## START
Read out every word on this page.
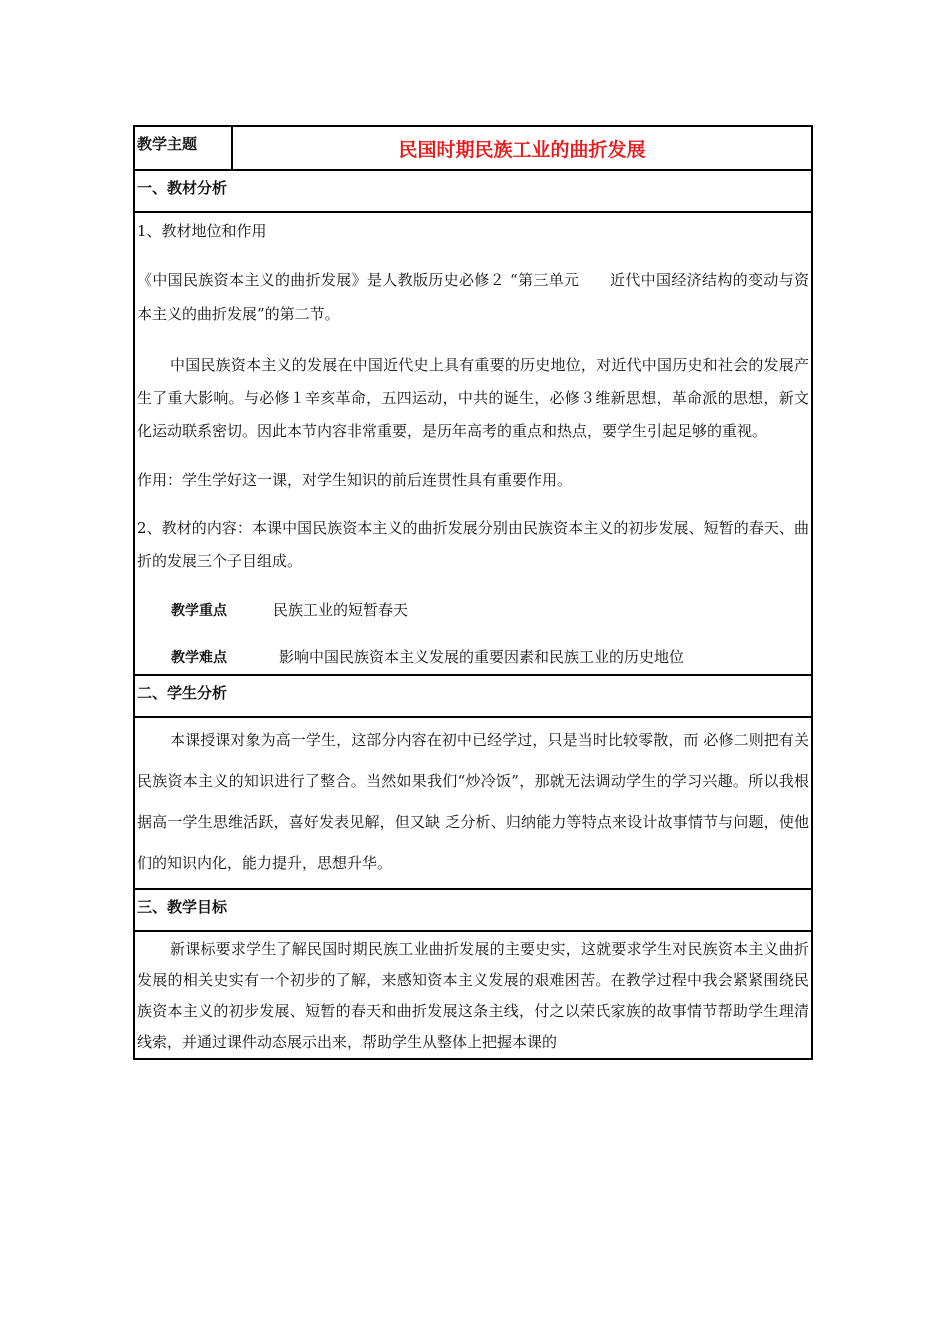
教学主题	民国时期民族工业的曲折发展
一、教材分析

1、教材地位和作用

《中国民族资本主义的曲折发展》是人教版历史必修２ “第三单元　　近代中国经济结构的变动与资本主义的曲折发展”的第二节。

中国民族资本主义的发展在中国近代史上具有重要的历史地位，对近代中国历史和社会的发展产生了重大影响。与必修１辛亥革命，五四运动，中共的诞生，必修３维新思想，革命派的思想，新文化运动联系密切。因此本节内容非常重要，是历年高考的重点和热点，要学生引起足够的重视。

作用：学生学好这一课，对学生知识的前后连贯性具有重要作用。

2、教材的内容：本课中国民族资本主义的曲折发展分别由民族资本主义的初步发展、短暂的春天、曲折的发展三个子目组成。

教学重点	民族工业的短暂春天
教学难点	影响中国民族资本主义发展的重要因素和民族工业的历史地位

二、学生分析

本课授课对象为高一学生，这部分内容在初中已经学过，只是当时比较零散，而 必修二则把有关民族资本主义的知识进行了整合。当然如果我们“炒冷饭”，那就无法调动学生的学习兴趣。所以我根据高一学生思维活跃，喜好发表见解，但又缺 乏分析、归纳能力等特点来设计故事情节与问题，使他们的知识内化，能力提升，思想升华。

三、教学目标

新课标要求学生了解民国时期民族工业曲折发展的主要史实，这就要求学生对民族资本主义曲折发展的相关史实有一个初步的了解，来感知资本主义发展的艰难困苦。在教学过程中我会紧紧围绕民族资本主义的初步发展、短暂的春天和曲折发展这条主线，付之以荣氏家族的故事情节帮助学生理清线索，并通过课件动态展示出来，帮助学生从整体上把握本课的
## END
■ Short task ■
Reproduce the entries exactly. Do not carry over any picture.

■ Full output ■
Read out every word on this page.
教学主题	民国时期民族工业的曲折发展
一、教材分析

1、教材地位和作用

《中国民族资本主义的曲折发展》是人教版历史必修２ “第三单元　　近代中国经济结构的变动与资本主义的曲折发展”的第二节。

中国民族资本主义的发展在中国近代史上具有重要的历史地位，对近代中国历史和社会的发展产生了重大影响。与必修１辛亥革命，五四运动，中共的诞生，必修３维新思想，革命派的思想，新文化运动联系密切。因此本节内容非常重要，是历年高考的重点和热点，要学生引起足够的重视。

作用：学生学好这一课，对学生知识的前后连贯性具有重要作用。

2、教材的内容：本课中国民族资本主义的曲折发展分别由民族资本主义的初步发展、短暂的春天、曲折的发展三个子目组成。

教学重点	民族工业的短暂春天
教学难点	影响中国民族资本主义发展的重要因素和民族工业的历史地位

二、学生分析

本课授课对象为高一学生，这部分内容在初中已经学过，只是当时比较零散，而 必修二则把有关民族资本主义的知识进行了整合。当然如果我们“炒冷饭”，那就无法调动学生的学习兴趣。所以我根据高一学生思维活跃，喜好发表见解，但又缺 乏分析、归纳能力等特点来设计故事情节与问题，使他们的知识内化，能力提升，思想升华。

三、教学目标

新课标要求学生了解民国时期民族工业曲折发展的主要史实，这就要求学生对民族资本主义曲折发展的相关史实有一个初步的了解，来感知资本主义发展的艰难困苦。在教学过程中我会紧紧围绕民族资本主义的初步发展、短暂的春天和曲折发展这条主线，付之以荣氏家族的故事情节帮助学生理清线索，并通过课件动态展示出来，帮助学生从整体上把握本课的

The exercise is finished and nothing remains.